▸ **Directions**: Locate all lines with the word "①②③B" and copy them out.
• • • • •
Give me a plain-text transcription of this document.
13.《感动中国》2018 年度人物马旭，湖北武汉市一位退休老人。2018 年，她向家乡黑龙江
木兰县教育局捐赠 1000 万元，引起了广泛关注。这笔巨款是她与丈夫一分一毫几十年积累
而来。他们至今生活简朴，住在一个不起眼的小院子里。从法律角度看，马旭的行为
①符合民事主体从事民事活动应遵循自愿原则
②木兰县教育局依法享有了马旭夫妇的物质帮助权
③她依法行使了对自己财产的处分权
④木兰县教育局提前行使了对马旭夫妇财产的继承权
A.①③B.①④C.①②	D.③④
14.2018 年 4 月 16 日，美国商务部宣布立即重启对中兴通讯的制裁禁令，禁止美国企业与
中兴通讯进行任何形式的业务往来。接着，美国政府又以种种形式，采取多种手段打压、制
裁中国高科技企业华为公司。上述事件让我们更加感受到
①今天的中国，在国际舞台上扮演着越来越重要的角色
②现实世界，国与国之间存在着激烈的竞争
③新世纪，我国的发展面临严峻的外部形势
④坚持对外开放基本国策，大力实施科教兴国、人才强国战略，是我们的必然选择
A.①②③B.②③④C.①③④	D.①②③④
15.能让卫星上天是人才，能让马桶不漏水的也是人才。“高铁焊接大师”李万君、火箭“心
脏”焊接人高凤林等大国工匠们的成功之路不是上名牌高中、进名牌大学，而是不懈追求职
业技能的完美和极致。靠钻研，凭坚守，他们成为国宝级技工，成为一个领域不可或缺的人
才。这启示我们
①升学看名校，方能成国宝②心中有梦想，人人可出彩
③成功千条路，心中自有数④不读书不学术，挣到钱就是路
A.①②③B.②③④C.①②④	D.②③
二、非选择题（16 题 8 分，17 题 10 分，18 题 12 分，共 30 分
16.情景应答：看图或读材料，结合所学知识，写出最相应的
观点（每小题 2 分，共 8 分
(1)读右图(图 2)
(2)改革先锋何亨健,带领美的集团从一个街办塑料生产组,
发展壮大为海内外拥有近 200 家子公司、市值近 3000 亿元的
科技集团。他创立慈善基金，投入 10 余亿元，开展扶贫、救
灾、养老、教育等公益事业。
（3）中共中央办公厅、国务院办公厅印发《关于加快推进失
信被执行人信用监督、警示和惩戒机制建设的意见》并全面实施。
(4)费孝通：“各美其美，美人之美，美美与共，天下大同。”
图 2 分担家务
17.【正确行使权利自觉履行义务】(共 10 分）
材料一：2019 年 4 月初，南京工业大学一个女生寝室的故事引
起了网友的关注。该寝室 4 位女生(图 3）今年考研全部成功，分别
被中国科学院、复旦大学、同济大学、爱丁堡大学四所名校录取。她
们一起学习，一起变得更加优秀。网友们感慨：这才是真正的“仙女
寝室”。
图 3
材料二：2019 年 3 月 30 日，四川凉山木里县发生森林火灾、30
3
• • • • •
▸ **Solved exercise**:
A.①②③B.②③④C.①③④	D.①②③④
A.①②③B.②③④C.①②④	D.②③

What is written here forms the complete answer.